Exercise
Wherever the word "only" appears in the entries, copy the whole line.

>> Begin

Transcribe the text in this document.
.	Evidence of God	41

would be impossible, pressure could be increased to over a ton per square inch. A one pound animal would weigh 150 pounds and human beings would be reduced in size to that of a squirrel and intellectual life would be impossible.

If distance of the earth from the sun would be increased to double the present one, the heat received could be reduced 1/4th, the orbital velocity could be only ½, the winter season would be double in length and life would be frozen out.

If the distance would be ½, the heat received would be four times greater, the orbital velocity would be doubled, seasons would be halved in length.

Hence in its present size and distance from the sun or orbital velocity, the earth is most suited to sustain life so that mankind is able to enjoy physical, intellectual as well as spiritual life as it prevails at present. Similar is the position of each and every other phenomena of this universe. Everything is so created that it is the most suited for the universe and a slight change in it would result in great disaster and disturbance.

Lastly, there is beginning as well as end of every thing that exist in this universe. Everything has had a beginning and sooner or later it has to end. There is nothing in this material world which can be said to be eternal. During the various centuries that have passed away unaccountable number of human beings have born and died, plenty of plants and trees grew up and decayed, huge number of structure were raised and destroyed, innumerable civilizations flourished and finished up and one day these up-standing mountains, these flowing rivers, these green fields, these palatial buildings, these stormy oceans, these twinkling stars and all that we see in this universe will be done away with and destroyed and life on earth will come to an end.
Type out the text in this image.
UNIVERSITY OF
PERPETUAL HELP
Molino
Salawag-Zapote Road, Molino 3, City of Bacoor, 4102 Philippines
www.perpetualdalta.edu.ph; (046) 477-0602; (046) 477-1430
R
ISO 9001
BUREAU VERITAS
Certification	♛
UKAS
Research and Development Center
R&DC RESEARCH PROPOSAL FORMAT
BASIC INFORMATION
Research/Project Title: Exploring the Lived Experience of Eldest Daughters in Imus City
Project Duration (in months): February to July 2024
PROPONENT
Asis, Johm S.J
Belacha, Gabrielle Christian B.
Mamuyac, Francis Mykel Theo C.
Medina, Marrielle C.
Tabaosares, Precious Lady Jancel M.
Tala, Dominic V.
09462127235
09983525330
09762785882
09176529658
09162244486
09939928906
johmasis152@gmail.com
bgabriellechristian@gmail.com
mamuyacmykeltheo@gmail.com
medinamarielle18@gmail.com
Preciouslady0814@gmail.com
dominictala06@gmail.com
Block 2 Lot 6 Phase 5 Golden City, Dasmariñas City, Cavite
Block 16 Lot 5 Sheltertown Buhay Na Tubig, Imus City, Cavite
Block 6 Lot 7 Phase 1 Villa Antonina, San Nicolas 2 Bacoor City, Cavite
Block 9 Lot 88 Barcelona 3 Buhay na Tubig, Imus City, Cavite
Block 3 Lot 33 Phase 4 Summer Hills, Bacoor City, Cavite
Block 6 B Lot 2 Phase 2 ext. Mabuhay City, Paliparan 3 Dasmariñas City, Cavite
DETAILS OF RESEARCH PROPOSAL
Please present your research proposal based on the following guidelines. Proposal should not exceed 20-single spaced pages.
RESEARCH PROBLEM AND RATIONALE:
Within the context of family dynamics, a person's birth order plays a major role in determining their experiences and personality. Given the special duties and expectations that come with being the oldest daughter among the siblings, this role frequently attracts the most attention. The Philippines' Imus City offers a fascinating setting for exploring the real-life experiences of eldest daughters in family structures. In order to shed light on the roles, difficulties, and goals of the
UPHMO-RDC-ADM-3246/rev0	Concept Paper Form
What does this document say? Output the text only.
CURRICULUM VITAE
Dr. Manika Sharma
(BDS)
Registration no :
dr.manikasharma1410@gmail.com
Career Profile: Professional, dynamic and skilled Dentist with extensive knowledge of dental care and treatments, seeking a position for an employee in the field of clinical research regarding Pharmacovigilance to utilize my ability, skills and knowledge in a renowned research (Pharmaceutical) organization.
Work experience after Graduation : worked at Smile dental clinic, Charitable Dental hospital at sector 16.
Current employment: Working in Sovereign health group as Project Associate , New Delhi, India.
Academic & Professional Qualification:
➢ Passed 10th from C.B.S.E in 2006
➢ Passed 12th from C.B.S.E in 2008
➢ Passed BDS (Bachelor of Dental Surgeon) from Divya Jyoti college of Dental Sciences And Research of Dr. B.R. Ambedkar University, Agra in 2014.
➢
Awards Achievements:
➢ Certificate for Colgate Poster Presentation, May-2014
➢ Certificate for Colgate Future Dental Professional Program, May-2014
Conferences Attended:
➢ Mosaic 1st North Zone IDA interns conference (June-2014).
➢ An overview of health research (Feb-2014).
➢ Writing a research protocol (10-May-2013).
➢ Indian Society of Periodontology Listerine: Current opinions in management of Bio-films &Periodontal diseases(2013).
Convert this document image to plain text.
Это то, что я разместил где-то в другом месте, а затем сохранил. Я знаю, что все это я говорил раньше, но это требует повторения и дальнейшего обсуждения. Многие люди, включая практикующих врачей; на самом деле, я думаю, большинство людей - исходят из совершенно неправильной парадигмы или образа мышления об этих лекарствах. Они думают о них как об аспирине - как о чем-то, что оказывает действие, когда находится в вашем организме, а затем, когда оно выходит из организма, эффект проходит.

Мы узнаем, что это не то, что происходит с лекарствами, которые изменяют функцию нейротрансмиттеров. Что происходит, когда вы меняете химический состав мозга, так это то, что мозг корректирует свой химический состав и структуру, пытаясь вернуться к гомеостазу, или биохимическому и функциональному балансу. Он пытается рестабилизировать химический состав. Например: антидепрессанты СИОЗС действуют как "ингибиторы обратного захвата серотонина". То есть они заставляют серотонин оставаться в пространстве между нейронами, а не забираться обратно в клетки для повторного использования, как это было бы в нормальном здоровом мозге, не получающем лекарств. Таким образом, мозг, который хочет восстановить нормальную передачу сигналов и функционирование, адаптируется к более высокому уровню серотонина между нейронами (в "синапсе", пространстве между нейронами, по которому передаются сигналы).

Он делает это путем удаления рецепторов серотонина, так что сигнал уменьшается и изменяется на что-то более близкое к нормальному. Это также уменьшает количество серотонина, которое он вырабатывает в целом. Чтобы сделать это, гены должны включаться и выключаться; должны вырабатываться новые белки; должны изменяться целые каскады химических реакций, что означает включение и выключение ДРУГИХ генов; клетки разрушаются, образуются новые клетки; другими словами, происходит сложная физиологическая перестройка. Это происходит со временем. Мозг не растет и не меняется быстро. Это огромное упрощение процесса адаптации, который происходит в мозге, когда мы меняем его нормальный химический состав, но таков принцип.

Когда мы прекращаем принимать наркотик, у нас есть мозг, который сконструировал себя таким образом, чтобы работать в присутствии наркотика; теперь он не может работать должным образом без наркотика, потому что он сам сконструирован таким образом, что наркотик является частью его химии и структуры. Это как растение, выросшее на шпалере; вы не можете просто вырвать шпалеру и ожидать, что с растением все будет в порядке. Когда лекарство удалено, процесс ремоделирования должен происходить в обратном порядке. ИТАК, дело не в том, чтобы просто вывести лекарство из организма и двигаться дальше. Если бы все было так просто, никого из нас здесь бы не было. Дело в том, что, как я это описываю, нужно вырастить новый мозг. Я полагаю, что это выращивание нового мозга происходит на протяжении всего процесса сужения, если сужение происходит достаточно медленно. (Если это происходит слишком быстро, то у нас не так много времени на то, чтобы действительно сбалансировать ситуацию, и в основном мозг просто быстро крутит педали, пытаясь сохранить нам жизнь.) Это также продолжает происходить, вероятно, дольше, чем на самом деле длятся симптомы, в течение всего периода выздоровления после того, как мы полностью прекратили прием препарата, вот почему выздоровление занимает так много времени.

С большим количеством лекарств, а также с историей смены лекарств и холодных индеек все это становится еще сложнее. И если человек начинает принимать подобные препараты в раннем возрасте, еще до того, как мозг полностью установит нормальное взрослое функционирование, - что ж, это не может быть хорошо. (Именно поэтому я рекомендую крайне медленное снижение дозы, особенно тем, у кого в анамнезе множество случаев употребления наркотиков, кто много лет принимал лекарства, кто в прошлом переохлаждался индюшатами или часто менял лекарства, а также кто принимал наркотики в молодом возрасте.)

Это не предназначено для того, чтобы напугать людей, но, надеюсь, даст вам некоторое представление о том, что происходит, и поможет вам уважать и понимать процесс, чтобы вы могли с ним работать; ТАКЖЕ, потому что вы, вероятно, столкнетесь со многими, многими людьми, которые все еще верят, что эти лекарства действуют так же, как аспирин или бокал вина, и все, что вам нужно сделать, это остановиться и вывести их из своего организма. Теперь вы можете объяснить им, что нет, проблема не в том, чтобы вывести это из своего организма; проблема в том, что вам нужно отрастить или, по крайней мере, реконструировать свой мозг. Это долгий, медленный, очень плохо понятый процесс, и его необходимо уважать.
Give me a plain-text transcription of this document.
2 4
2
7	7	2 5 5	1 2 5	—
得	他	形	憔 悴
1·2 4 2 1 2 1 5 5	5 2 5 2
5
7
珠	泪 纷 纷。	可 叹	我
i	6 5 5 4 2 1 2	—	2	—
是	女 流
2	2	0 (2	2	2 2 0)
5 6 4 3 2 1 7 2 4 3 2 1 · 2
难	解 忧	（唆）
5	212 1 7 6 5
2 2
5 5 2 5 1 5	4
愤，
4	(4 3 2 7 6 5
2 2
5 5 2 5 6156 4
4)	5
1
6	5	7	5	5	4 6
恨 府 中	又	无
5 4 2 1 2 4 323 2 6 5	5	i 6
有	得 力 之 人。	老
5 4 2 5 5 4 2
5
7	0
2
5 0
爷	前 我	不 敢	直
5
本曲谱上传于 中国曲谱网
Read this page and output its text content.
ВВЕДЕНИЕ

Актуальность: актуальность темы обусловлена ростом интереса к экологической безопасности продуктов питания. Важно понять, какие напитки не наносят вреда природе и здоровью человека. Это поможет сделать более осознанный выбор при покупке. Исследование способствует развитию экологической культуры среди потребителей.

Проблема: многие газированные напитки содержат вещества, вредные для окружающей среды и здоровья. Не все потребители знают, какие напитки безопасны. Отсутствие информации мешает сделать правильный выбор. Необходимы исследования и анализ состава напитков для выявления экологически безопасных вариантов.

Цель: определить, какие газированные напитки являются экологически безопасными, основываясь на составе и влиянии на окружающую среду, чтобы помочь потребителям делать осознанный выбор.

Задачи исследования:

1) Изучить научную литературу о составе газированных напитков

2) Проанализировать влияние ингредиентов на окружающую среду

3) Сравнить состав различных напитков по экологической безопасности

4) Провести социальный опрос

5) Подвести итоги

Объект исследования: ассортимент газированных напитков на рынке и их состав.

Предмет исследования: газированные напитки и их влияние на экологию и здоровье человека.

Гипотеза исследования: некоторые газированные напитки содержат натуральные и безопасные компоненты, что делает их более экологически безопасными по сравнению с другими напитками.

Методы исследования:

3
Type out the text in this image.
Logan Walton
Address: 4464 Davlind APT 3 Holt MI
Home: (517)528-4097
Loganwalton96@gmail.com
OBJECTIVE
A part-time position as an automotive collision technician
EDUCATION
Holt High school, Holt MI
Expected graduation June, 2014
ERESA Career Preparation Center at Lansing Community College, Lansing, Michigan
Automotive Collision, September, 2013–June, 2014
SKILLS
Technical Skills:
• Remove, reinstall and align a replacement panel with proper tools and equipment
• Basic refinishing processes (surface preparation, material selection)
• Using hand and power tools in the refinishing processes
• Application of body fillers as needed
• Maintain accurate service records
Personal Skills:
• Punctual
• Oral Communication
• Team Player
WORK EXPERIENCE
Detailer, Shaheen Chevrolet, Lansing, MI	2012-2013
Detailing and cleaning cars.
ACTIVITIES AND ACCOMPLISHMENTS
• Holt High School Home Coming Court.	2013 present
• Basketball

>> End

The result
If distance of the earth from the sun would be increased to double the present one, the heat received could be reduced 1/4th, the orbital velocity could be only ½, the winter season would be double in length and life would be frozen out.
What does this document say? Output the text only.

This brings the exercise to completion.